--- BEGIN ---

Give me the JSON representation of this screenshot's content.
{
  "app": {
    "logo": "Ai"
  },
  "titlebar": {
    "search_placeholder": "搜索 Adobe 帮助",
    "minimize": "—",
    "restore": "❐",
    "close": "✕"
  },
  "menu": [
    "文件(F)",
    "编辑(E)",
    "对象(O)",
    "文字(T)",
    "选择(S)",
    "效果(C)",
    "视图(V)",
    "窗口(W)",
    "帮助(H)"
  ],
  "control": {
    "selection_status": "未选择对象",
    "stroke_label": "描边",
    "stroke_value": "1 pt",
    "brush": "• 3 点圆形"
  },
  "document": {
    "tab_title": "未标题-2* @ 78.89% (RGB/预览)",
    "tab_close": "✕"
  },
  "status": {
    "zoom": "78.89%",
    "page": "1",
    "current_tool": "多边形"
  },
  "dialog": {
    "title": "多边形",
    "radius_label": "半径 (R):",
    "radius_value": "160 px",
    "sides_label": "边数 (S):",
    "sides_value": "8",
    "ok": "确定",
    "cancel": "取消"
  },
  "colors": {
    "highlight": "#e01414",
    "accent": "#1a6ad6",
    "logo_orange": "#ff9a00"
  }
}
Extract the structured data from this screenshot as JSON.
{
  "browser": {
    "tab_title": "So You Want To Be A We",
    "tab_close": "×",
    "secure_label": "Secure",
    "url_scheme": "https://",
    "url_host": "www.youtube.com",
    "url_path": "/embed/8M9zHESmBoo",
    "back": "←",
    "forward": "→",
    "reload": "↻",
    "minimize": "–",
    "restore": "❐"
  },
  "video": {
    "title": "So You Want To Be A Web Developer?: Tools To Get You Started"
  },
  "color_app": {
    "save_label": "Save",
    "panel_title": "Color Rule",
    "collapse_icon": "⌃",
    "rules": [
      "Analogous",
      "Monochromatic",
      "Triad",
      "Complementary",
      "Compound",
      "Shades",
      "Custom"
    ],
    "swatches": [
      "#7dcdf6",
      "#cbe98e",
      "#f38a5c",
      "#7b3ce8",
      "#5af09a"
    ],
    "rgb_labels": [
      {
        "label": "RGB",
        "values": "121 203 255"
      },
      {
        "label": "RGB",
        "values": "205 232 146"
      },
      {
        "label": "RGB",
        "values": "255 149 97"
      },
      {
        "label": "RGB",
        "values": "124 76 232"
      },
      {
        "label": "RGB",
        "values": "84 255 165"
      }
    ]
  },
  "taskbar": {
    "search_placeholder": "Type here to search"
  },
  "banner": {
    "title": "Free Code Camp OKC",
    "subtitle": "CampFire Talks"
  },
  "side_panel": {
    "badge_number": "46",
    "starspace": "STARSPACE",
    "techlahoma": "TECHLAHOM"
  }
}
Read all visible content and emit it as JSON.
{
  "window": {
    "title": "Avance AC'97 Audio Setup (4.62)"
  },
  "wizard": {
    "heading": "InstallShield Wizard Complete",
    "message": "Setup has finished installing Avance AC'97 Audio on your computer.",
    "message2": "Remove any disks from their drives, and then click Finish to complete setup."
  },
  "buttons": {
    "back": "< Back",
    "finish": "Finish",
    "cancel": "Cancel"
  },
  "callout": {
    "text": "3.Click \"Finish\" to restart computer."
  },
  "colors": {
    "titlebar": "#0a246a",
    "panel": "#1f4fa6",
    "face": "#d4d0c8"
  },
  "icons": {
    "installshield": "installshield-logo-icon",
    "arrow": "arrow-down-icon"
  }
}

--- END ---

**Given task**
Write out every entry exactly as given.

**Correct response**
Give me the JSON representation of this screenshot's content.
{
  "app": {
    "logo": "Ai"
  },
  "titlebar": {
    "search_placeholder": "搜索 Adobe 帮助",
    "minimize": "—",
    "restore": "❐",
    "close": "✕"
  },
  "menu": [
    "文件(F)",
    "编辑(E)",
    "对象(O)",
    "文字(T)",
    "选择(S)",
    "效果(C)",
    "视图(V)",
    "窗口(W)",
    "帮助(H)"
  ],
  "control": {
    "selection_status": "未选择对象",
    "stroke_label": "描边",
    "stroke_value": "1 pt",
    "brush": "• 3 点圆形"
  },
  "document": {
    "tab_title": "未标题-2* @ 78.89% (RGB/预览)",
    "tab_close": "✕"
  },
  "status": {
    "zoom": "78.89%",
    "page": "1",
    "current_tool": "多边形"
  },
  "dialog": {
    "title": "多边形",
    "radius_label": "半径 (R):",
    "radius_value": "160 px",
    "sides_label": "边数 (S):",
    "sides_value": "8",
    "ok": "确定",
    "cancel": "取消"
  },
  "colors": {
    "highlight": "#e01414",
    "accent": "#1a6ad6",
    "logo_orange": "#ff9a00"
  }
}
Extract the structured data from this screenshot as JSON.
{
  "browser": {
    "tab_title": "So You Want To Be A We",
    "tab_close": "×",
    "secure_label": "Secure",
    "url_scheme": "https://",
    "url_host": "www.youtube.com",
    "url_path": "/embed/8M9zHESmBoo",
    "back": "←",
    "forward": "→",
    "reload": "↻",
    "minimize": "–",
    "restore": "❐"
  },
  "video": {
    "title": "So You Want To Be A Web Developer?: Tools To Get You Started"
  },
  "color_app": {
    "save_label": "Save",
    "panel_title": "Color Rule",
    "collapse_icon": "⌃",
    "rules": [
      "Analogous",
      "Monochromatic",
      "Triad",
      "Complementary",
      "Compound",
      "Shades",
      "Custom"
    ],
    "swatches": [
      "#7dcdf6",
      "#cbe98e",
      "#f38a5c",
      "#7b3ce8",
      "#5af09a"
    ],
    "rgb_labels": [
      {
        "label": "RGB",
        "values": "121 203 255"
      },
      {
        "label": "RGB",
        "values": "205 232 146"
      },
      {
        "label": "RGB",
        "values": "255 149 97"
      },
      {
        "label": "RGB",
        "values": "124 76 232"
      },
      {
        "label": "RGB",
        "values": "84 255 165"
      }
    ]
  },
  "taskbar": {
    "search_placeholder": "Type here to search"
  },
  "banner": {
    "title": "Free Code Camp OKC",
    "subtitle": "CampFire Talks"
  },
  "side_panel": {
    "badge_number": "46",
    "starspace": "STARSPACE",
    "techlahoma": "TECHLAHOM"
  }
}
Read all visible content and emit it as JSON.
{
  "window": {
    "title": "Avance AC'97 Audio Setup (4.62)"
  },
  "wizard": {
    "heading": "InstallShield Wizard Complete",
    "message": "Setup has finished installing Avance AC'97 Audio on your computer.",
    "message2": "Remove any disks from their drives, and then click Finish to complete setup."
  },
  "buttons": {
    "back": "< Back",
    "finish": "Finish",
    "cancel": "Cancel"
  },
  "callout": {
    "text": "3.Click \"Finish\" to restart computer."
  },
  "colors": {
    "titlebar": "#0a246a",
    "panel": "#1f4fa6",
    "face": "#d4d0c8"
  },
  "icons": {
    "installshield": "installshield-logo-icon",
    "arrow": "arrow-down-icon"
  }
}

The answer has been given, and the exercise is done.